This has been a pretty good weekend, all things considered. After losing last weekend (and my chance of getting to Eastercon) to an utterly futile assignment for the HE teaching pgcert (I have not the words to explain my complete disdain for the common-sense-dressed-up-with-needless-jargon school of pedagogical theory that seems to be the fashion), I've managed to be quite productive.

Saturday was a massed invasion by marklesuk et famille, plus andre_powell, ruthj and hywel_w. Managed to nip out to B&Q beforehand for timber, about which more below. The garklet had a whale of a time romping with Lottie and Thea, and it was great to catch up with Ruth and Hywel, who we hadn't seen in a while.

To bed, and with one lousy night's sleep (thanks mostly to the garklet, it was time to get on with the DIY.

ias is currently partway through a major programme of work on the garden. Since we demolished the second old shed last summer, she's uprooted the sapling by the herb bed. The end goal is to dig over the space where the shed used to be, cut the herb bed down by half, and use the resulting mega-bed (18' by 6') for vegetables. We've a surfeit of soil, so these will be raised beds (twenty-one 2' by 2' square beds). To do this, we need to move the current compost bin. This has served us marginally well so far; being one of the plastic cones it's actually pretty awkward to turn the compost, so it's not cooking as it should, and we've a bit of an issue with it being too wet. We've a small annex at the end of the megabed, roughly 4' by 3', which used to be the bean patch, and which before that was home to the Palm of Doom. ias had been looking at wooden twin compost bins (for ease of turning), but most of the ones she'd found struck me as a) expensive and b) flimsy. I reckoned that I could custom-build something better, so after a bit of Googling for ideas and some head scratching, I came up with something that I reckoned would suffice.

**Layout coordinate data**
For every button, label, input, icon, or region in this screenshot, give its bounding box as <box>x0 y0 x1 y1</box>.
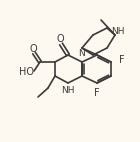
Text: F: F <box>119 55 125 65</box>
Text: N: N <box>78 49 85 58</box>
Text: O: O <box>56 34 64 44</box>
Text: O: O <box>29 44 37 54</box>
Text: F: F <box>94 88 100 98</box>
Text: NH: NH <box>111 27 125 36</box>
Text: NH: NH <box>61 85 75 94</box>
Text: HO: HO <box>19 67 34 77</box>
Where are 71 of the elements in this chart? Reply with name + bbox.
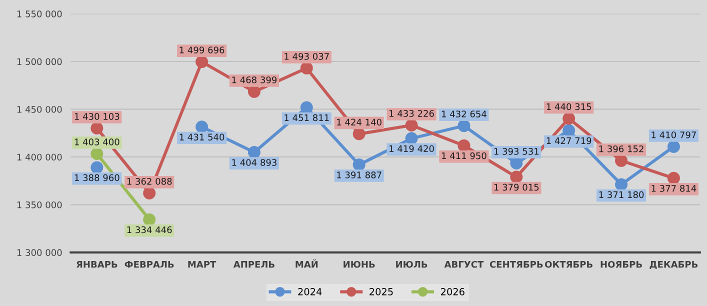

**Task set**
1/ Answer these questions about the weekend post:
(a) Where did the writer go for timber before the visitors arrived on Saturday?
(b) What size will the vegetable mega-bed be?
(c) What used to occupy the small annex before it was the bean patch?
2/ Copy everything in the weekend post from "Saturday was a" down to "in a while.".

**Per-task outputs**
1/
(a) B&Q
(b) 18' by 6'
(c) The Palm of Doom

2/
Saturday was a massed invasion by marklesuk et famille, plus andre_powell, ruthj and hywel_w. Managed to nip out to B&Q beforehand for timber, about which more below. The garklet had a whale of a time romping with Lottie and Thea, and it was great to catch up with Ruth and Hywel, who we hadn't seen in a while.